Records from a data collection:

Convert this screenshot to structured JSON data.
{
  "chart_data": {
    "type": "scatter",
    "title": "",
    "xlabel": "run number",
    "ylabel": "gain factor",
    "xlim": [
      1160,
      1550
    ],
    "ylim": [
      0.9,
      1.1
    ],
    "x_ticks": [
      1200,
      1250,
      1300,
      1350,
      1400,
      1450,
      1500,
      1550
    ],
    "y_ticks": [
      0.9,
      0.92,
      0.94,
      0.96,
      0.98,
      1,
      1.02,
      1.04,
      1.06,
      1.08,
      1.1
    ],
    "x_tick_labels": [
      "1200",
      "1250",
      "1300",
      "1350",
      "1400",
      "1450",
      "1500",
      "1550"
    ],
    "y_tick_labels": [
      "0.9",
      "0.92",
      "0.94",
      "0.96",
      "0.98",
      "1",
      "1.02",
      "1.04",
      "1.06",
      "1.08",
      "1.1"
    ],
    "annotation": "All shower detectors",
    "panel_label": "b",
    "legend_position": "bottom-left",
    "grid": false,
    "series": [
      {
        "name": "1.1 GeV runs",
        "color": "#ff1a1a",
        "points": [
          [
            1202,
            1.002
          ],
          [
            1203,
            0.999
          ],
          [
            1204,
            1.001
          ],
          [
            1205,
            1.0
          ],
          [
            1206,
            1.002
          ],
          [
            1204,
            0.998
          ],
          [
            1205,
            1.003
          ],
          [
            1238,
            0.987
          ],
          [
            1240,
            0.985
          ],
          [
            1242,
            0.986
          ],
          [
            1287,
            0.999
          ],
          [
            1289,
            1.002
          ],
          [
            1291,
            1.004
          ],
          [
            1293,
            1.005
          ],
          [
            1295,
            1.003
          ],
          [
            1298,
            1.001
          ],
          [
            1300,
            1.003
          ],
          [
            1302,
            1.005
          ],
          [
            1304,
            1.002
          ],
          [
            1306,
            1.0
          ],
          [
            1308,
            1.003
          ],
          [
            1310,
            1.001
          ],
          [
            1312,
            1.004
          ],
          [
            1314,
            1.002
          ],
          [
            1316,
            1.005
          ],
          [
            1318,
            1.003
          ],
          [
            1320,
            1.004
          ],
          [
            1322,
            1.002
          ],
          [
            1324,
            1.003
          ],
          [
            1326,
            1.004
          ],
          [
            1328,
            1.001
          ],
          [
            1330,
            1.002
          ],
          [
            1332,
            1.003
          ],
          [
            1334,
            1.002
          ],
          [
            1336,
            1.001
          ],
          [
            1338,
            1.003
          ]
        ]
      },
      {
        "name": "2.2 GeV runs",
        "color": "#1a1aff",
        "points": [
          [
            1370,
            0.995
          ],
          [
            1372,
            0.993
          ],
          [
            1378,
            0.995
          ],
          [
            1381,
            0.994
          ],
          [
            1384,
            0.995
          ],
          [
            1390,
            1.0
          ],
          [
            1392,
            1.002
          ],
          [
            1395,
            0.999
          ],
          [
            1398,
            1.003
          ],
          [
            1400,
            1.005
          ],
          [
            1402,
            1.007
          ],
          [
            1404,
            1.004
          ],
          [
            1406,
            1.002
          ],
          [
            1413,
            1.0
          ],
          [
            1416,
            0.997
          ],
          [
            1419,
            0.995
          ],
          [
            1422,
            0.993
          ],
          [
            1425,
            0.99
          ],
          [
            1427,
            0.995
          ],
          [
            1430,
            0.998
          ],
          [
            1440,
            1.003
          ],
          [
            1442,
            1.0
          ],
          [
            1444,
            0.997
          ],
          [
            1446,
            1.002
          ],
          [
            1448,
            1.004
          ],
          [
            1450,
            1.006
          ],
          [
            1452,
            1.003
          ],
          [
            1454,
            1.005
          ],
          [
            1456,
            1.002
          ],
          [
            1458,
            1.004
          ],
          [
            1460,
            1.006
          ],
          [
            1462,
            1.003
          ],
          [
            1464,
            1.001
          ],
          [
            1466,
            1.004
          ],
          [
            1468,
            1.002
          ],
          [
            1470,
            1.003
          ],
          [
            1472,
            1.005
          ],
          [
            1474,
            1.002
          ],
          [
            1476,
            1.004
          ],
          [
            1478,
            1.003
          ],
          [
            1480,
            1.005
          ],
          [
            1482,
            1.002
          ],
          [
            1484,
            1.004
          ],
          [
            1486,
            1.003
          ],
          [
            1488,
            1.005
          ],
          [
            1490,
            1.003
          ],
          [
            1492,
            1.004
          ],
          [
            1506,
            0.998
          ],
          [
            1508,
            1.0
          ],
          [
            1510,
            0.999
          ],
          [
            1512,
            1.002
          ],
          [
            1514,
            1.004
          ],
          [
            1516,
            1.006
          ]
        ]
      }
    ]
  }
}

• Task prompt
Print every entry exactly as it appears.

• Right answer
Convert this screenshot to structured JSON data.
{
  "chart_data": {
    "type": "scatter",
    "title": "",
    "xlabel": "run number",
    "ylabel": "gain factor",
    "xlim": [
      1160,
      1550
    ],
    "ylim": [
      0.9,
      1.1
    ],
    "x_ticks": [
      1200,
      1250,
      1300,
      1350,
      1400,
      1450,
      1500,
      1550
    ],
    "y_ticks": [
      0.9,
      0.92,
      0.94,
      0.96,
      0.98,
      1,
      1.02,
      1.04,
      1.06,
      1.08,
      1.1
    ],
    "x_tick_labels": [
      "1200",
      "1250",
      "1300",
      "1350",
      "1400",
      "1450",
      "1500",
      "1550"
    ],
    "y_tick_labels": [
      "0.9",
      "0.92",
      "0.94",
      "0.96",
      "0.98",
      "1",
      "1.02",
      "1.04",
      "1.06",
      "1.08",
      "1.1"
    ],
    "annotation": "All shower detectors",
    "panel_label": "b",
    "legend_position": "bottom-left",
    "grid": false,
    "series": [
      {
        "name": "1.1 GeV runs",
        "color": "#ff1a1a",
        "points": [
          [
            1202,
            1.002
          ],
          [
            1203,
            0.999
          ],
          [
            1204,
            1.001
          ],
          [
            1205,
            1.0
          ],
          [
            1206,
            1.002
          ],
          [
            1204,
            0.998
          ],
          [
            1205,
            1.003
          ],
          [
            1238,
            0.987
          ],
          [
            1240,
            0.985
          ],
          [
            1242,
            0.986
          ],
          [
            1287,
            0.999
          ],
          [
            1289,
            1.002
          ],
          [
            1291,
            1.004
          ],
          [
            1293,
            1.005
          ],
          [
            1295,
            1.003
          ],
          [
            1298,
            1.001
          ],
          [
            1300,
            1.003
          ],
          [
            1302,
            1.005
          ],
          [
            1304,
            1.002
          ],
          [
            1306,
            1.0
          ],
          [
            1308,
            1.003
          ],
          [
            1310,
            1.001
          ],
          [
            1312,
            1.004
          ],
          [
            1314,
            1.002
          ],
          [
            1316,
            1.005
          ],
          [
            1318,
            1.003
          ],
          [
            1320,
            1.004
          ],
          [
            1322,
            1.002
          ],
          [
            1324,
            1.003
          ],
          [
            1326,
            1.004
          ],
          [
            1328,
            1.001
          ],
          [
            1330,
            1.002
          ],
          [
            1332,
            1.003
          ],
          [
            1334,
            1.002
          ],
          [
            1336,
            1.001
          ],
          [
            1338,
            1.003
          ]
        ]
      },
      {
        "name": "2.2 GeV runs",
        "color": "#1a1aff",
        "points": [
          [
            1370,
            0.995
          ],
          [
            1372,
            0.993
          ],
          [
            1378,
            0.995
          ],
          [
            1381,
            0.994
          ],
          [
            1384,
            0.995
          ],
          [
            1390,
            1.0
          ],
          [
            1392,
            1.002
          ],
          [
            1395,
            0.999
          ],
          [
            1398,
            1.003
          ],
          [
            1400,
            1.005
          ],
          [
            1402,
            1.007
          ],
          [
            1404,
            1.004
          ],
          [
            1406,
            1.002
          ],
          [
            1413,
            1.0
          ],
          [
            1416,
            0.997
          ],
          [
            1419,
            0.995
          ],
          [
            1422,
            0.993
          ],
          [
            1425,
            0.99
          ],
          [
            1427,
            0.995
          ],
          [
            1430,
            0.998
          ],
          [
            1440,
            1.003
          ],
          [
            1442,
            1.0
          ],
          [
            1444,
            0.997
          ],
          [
            1446,
            1.002
          ],
          [
            1448,
            1.004
          ],
          [
            1450,
            1.006
          ],
          [
            1452,
            1.003
          ],
          [
            1454,
            1.005
          ],
          [
            1456,
            1.002
          ],
          [
            1458,
            1.004
          ],
          [
            1460,
            1.006
          ],
          [
            1462,
            1.003
          ],
          [
            1464,
            1.001
          ],
          [
            1466,
            1.004
          ],
          [
            1468,
            1.002
          ],
          [
            1470,
            1.003
          ],
          [
            1472,
            1.005
          ],
          [
            1474,
            1.002
          ],
          [
            1476,
            1.004
          ],
          [
            1478,
            1.003
          ],
          [
            1480,
            1.005
          ],
          [
            1482,
            1.002
          ],
          [
            1484,
            1.004
          ],
          [
            1486,
            1.003
          ],
          [
            1488,
            1.005
          ],
          [
            1490,
            1.003
          ],
          [
            1492,
            1.004
          ],
          [
            1506,
            0.998
          ],
          [
            1508,
            1.0
          ],
          [
            1510,
            0.999
          ],
          [
            1512,
            1.002
          ],
          [
            1514,
            1.004
          ],
          [
            1516,
            1.006
          ]
        ]
      }
    ]
  }
}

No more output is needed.